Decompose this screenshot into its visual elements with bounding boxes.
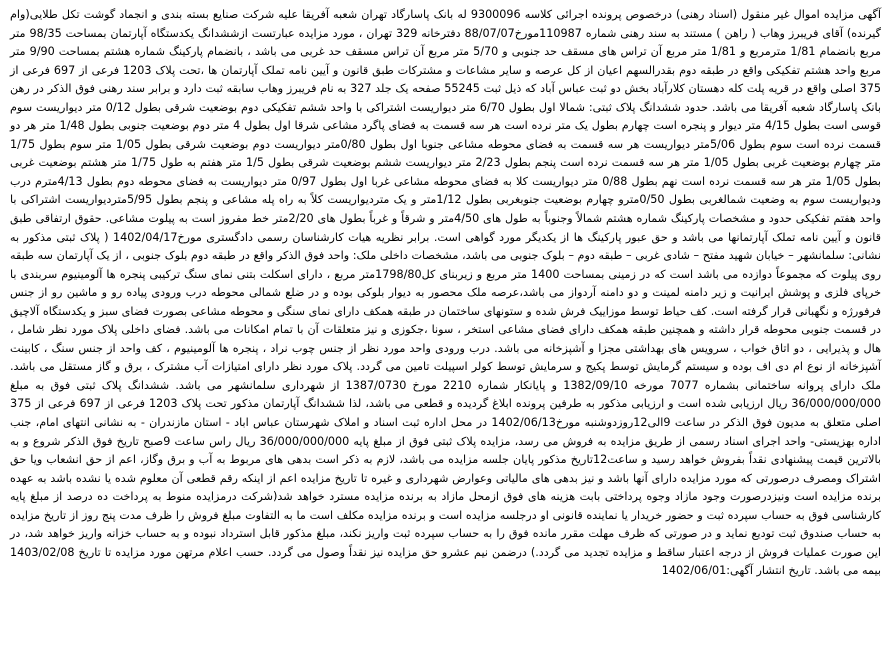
-----
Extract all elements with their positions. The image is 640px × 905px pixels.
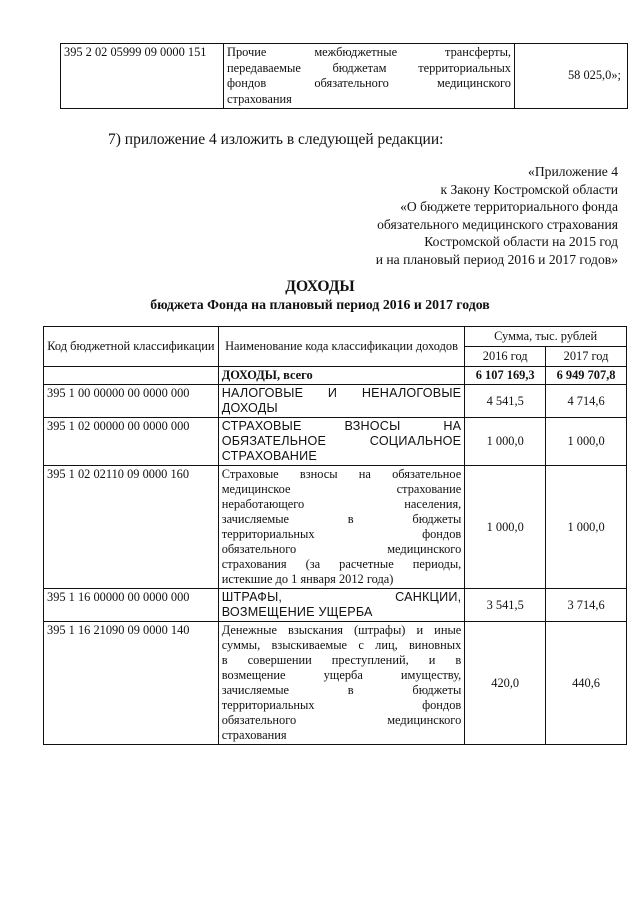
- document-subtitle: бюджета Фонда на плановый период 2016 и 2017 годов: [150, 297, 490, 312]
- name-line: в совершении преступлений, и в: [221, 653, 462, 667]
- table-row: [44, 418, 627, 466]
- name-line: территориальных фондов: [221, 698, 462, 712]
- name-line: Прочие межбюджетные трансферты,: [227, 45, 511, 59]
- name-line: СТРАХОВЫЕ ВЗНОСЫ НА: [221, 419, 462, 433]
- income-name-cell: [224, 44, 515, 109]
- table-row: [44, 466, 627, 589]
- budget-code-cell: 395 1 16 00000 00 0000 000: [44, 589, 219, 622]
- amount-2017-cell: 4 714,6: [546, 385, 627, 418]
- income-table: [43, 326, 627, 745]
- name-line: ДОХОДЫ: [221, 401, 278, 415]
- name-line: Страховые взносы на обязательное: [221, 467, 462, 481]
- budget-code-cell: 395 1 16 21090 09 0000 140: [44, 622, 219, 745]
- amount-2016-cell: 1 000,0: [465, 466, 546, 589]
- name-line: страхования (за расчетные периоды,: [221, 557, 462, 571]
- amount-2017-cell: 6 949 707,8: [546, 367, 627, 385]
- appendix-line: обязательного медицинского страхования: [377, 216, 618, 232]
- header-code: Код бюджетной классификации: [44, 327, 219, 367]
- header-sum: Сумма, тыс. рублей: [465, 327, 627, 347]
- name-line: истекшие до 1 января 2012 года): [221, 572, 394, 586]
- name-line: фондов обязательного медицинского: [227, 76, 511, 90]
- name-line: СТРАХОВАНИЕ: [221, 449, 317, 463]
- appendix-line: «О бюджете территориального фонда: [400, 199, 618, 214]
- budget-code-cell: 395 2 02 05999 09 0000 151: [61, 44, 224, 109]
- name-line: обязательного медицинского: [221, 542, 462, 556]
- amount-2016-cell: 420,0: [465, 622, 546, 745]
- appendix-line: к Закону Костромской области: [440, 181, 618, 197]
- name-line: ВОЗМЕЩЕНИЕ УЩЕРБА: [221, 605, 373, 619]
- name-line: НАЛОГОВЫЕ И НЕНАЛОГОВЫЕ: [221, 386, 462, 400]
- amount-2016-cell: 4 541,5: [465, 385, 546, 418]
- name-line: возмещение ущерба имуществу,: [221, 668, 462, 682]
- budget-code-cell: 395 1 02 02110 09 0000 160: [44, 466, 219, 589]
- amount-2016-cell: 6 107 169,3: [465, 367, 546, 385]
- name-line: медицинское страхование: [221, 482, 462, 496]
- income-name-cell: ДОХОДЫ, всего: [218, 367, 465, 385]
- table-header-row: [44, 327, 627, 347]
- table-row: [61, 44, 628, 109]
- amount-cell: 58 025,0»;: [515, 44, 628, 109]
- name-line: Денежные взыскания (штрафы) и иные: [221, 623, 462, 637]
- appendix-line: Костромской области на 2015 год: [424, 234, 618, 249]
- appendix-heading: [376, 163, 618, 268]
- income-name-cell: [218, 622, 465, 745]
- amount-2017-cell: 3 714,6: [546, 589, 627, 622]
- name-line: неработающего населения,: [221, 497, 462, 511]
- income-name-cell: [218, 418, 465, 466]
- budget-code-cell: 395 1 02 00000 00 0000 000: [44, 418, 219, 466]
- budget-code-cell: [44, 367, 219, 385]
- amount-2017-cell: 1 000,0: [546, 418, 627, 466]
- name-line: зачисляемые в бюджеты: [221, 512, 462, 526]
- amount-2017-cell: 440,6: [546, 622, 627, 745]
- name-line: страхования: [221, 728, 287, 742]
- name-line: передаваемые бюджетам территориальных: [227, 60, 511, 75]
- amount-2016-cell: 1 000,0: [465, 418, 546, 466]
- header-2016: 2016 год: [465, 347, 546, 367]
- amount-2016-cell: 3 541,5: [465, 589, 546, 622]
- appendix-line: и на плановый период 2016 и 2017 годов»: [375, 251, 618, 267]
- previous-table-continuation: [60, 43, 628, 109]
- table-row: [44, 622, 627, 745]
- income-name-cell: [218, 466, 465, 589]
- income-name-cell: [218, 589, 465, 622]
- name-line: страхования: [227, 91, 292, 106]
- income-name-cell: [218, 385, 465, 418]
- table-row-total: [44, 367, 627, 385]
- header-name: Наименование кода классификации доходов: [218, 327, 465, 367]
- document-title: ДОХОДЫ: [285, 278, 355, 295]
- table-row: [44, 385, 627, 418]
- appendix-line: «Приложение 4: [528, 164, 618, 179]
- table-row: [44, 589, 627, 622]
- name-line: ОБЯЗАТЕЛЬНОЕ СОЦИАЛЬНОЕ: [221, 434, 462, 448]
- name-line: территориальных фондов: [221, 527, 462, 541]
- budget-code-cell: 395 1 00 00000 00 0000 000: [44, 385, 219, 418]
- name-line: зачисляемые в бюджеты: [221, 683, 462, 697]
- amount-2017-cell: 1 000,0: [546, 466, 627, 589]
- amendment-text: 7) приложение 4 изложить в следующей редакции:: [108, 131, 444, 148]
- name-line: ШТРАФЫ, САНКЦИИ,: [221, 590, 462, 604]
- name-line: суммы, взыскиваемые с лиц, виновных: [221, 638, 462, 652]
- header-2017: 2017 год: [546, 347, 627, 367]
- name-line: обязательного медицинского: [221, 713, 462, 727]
-----
▶ **What to work on**
Convert the rows from the line containing "Extract all elements" through the line containing "- table-row: [44, 418, 627, 466]" into a two-column CSV with the columns instruction and response, putting each request's text and its answer in one quoted field apiece with line breaks turned into spaces. Leave the pictures out.

▶ **Exercise answer**
instruction,response
"Extract all elements with their positions. The image is 640px × 905px pixels.","- document-subtitle: бюджета Фонда на плановый период 2016 и 2017 годов: [150, 297, 490, 312] - name-line: в совершении преступлений, и в: [221, 653, 462, 667] - table-row: [44, 418, 627, 466]"